───── Information given
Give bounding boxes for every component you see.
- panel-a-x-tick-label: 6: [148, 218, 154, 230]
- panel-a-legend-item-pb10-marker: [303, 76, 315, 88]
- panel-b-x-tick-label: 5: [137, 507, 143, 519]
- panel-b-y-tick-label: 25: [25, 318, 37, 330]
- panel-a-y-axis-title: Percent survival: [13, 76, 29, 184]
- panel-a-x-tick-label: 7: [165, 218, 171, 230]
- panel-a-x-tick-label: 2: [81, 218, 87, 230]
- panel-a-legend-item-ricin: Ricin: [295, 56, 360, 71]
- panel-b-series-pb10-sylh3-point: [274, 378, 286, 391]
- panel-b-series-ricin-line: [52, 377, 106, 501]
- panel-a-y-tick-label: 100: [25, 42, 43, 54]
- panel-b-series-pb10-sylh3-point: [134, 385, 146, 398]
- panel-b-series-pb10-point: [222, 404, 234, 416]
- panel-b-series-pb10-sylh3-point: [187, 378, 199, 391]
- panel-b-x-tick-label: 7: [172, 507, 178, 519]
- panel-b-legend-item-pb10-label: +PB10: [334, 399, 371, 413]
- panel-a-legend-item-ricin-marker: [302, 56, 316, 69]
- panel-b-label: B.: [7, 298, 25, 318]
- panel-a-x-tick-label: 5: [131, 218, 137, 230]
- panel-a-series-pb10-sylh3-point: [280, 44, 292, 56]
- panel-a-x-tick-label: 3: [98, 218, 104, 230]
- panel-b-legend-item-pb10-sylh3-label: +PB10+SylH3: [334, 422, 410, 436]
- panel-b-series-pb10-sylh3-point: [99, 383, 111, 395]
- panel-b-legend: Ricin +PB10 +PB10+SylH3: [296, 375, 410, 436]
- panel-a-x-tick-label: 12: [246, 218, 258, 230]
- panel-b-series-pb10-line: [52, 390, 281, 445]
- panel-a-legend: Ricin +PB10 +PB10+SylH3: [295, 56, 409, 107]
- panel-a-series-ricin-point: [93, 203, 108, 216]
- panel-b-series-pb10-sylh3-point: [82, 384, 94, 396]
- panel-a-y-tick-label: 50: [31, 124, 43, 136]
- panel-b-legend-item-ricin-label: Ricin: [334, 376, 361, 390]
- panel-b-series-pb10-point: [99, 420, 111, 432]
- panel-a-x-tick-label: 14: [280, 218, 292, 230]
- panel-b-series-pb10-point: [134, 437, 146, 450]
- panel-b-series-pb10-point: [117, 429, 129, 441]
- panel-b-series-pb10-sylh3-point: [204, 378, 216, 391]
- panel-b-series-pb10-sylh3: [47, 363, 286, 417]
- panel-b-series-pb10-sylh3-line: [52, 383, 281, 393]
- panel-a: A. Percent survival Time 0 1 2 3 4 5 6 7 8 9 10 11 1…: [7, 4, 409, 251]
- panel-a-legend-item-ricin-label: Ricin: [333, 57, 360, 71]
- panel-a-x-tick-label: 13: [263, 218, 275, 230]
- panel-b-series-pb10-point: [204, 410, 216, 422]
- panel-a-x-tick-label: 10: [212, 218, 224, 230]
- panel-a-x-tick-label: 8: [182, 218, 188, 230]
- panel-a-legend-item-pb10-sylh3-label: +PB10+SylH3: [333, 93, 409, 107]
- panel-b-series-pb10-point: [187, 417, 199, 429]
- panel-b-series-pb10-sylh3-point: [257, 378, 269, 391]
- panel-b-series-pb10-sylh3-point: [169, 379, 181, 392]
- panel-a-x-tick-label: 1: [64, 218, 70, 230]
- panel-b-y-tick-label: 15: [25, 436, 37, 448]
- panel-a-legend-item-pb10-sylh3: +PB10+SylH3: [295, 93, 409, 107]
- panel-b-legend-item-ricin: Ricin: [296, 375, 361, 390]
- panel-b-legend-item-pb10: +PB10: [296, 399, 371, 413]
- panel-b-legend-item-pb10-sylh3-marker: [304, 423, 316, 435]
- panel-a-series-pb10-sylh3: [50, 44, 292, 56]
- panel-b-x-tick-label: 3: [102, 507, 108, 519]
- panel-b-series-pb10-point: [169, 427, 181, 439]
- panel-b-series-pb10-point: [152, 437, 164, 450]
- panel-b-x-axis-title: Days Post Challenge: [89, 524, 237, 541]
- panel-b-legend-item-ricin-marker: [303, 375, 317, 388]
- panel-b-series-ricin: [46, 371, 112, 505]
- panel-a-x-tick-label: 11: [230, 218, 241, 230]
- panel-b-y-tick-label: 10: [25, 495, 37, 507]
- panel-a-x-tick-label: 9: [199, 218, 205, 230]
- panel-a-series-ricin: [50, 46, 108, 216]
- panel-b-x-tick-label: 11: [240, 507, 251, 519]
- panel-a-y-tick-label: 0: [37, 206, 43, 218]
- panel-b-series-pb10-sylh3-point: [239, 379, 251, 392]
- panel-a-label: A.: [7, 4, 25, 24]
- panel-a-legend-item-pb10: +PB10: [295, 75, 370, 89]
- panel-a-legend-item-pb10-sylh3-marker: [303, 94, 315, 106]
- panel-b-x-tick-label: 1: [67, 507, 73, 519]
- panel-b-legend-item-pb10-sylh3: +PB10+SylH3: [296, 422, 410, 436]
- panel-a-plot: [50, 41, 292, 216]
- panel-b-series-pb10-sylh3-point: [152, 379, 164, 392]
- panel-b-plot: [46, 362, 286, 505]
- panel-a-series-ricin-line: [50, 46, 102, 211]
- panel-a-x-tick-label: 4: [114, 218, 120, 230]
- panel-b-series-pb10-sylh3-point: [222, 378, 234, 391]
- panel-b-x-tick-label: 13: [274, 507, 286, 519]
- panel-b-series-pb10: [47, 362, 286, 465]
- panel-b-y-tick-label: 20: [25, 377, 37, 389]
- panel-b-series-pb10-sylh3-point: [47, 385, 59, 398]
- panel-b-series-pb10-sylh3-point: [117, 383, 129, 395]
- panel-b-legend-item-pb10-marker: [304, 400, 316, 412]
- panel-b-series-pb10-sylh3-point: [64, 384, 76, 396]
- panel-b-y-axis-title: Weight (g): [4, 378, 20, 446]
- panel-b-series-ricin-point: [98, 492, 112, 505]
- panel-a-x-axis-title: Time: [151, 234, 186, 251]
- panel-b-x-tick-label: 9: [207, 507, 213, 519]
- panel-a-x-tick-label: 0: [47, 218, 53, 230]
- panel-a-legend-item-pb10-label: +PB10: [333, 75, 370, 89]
──────────
**Given instruction**
List every line of the data above that contains the string "survival", matching case exactly.

**Solution**
- panel-a-y-axis-title: Percent survival: [13, 76, 29, 184]
- panel-a: A. Percent survival Time 0 1 2 3 4 5 6 7 8 9 10 11 1…: [7, 4, 409, 251]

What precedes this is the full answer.